◆ **Stored rows**:
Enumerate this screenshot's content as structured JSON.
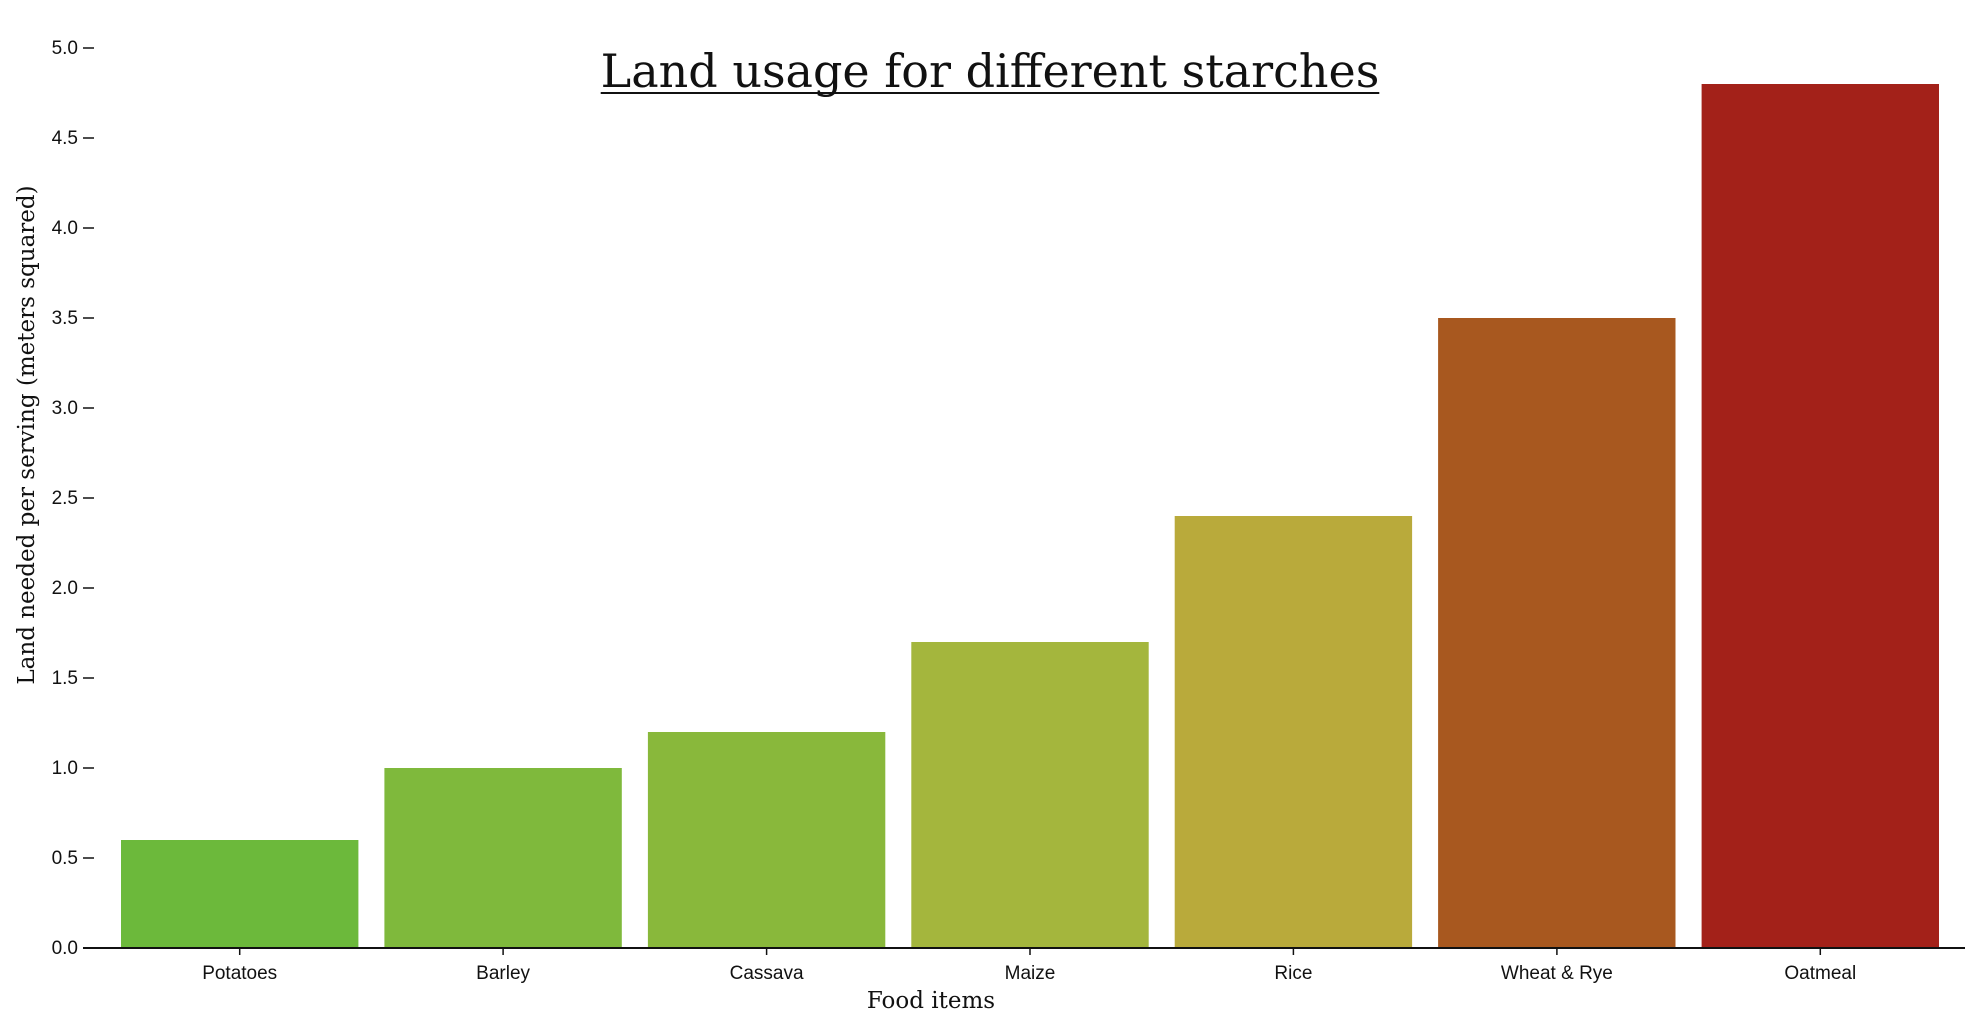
{
  "chart_data": {
    "type": "bar",
    "title": "Land usage for different starches",
    "xlabel": "Food items",
    "ylabel": "Land needed per serving (meters squared)",
    "categories": [
      "Potatoes",
      "Barley",
      "Cassava",
      "Maize",
      "Rice",
      "Wheat & Rye",
      "Oatmeal"
    ],
    "values": [
      0.6,
      1.0,
      1.2,
      1.7,
      2.4,
      3.5,
      4.8
    ],
    "colors": [
      "#6cb93b",
      "#7fb93c",
      "#89b83b",
      "#a4b63d",
      "#b9aa3b",
      "#a8581f",
      "#a32119"
    ],
    "ylim": [
      0,
      5
    ],
    "yticks": [
      0.0,
      0.5,
      1.0,
      1.5,
      2.0,
      2.5,
      3.0,
      3.5,
      4.0,
      4.5,
      5.0
    ],
    "ytick_labels": [
      "0.0",
      "0.5",
      "1.0",
      "1.5",
      "2.0",
      "2.5",
      "3.0",
      "3.5",
      "4.0",
      "4.5",
      "5.0"
    ],
    "grid": false,
    "legend": "none"
  }
}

◆ **Required task**: Set down the records in full and exactly. Do not carry over any image.

◆ **Complete output**:
Enumerate this screenshot's content as structured JSON.
{
  "chart_data": {
    "type": "bar",
    "title": "Land usage for different starches",
    "xlabel": "Food items",
    "ylabel": "Land needed per serving (meters squared)",
    "categories": [
      "Potatoes",
      "Barley",
      "Cassava",
      "Maize",
      "Rice",
      "Wheat & Rye",
      "Oatmeal"
    ],
    "values": [
      0.6,
      1.0,
      1.2,
      1.7,
      2.4,
      3.5,
      4.8
    ],
    "colors": [
      "#6cb93b",
      "#7fb93c",
      "#89b83b",
      "#a4b63d",
      "#b9aa3b",
      "#a8581f",
      "#a32119"
    ],
    "ylim": [
      0,
      5
    ],
    "yticks": [
      0.0,
      0.5,
      1.0,
      1.5,
      2.0,
      2.5,
      3.0,
      3.5,
      4.0,
      4.5,
      5.0
    ],
    "ytick_labels": [
      "0.0",
      "0.5",
      "1.0",
      "1.5",
      "2.0",
      "2.5",
      "3.0",
      "3.5",
      "4.0",
      "4.5",
      "5.0"
    ],
    "grid": false,
    "legend": "none"
  }
}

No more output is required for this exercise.